═══ DATA SECTION

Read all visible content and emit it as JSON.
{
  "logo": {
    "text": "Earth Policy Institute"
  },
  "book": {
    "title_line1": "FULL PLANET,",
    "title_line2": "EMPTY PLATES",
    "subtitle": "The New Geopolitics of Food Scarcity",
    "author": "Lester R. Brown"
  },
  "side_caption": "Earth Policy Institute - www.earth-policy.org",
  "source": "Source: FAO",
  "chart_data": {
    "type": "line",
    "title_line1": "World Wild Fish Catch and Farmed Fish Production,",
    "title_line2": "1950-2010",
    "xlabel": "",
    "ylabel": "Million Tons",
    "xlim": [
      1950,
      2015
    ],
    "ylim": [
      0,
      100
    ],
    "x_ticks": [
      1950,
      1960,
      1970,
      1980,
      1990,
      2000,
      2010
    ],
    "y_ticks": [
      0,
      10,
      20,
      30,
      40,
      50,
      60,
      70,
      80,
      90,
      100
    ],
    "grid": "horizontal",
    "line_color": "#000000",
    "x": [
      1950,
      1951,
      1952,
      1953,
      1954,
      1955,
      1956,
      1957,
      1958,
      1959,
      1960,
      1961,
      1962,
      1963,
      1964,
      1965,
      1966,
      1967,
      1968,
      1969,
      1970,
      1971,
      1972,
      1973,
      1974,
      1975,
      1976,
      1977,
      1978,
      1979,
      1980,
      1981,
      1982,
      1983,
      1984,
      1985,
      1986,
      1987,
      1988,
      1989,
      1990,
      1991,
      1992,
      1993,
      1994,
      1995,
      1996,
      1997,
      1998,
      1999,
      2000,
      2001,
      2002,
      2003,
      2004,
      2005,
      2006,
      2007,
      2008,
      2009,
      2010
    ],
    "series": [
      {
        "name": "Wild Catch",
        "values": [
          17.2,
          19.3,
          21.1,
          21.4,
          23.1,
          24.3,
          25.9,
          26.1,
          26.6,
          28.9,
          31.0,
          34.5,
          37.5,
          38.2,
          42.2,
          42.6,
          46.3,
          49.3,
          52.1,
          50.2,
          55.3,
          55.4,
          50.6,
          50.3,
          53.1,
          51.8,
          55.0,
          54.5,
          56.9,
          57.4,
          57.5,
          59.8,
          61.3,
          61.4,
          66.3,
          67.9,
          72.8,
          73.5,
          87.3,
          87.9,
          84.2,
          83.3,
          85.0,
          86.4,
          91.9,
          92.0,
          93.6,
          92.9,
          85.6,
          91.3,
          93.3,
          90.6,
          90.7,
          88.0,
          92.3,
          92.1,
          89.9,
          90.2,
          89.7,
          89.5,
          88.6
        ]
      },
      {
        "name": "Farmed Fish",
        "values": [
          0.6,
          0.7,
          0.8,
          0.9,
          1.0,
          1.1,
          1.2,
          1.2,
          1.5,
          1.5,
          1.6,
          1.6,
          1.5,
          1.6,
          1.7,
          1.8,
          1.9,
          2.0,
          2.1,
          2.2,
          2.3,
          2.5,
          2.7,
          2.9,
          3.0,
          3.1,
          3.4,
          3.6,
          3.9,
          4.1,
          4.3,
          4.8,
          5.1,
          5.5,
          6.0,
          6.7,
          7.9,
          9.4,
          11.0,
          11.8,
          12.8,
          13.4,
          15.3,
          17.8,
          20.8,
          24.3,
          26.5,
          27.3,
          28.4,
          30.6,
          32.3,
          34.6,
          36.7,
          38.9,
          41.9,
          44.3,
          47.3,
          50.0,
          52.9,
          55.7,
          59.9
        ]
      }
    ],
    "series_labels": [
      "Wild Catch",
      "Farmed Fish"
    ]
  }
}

══════

DO THIS:
Using the records above, copy each line that contains "Institute".

THE OUTPUT:
    "text": "Earth Policy Institute"
  "side_caption": "Earth Policy Institute - www.earth-policy.org",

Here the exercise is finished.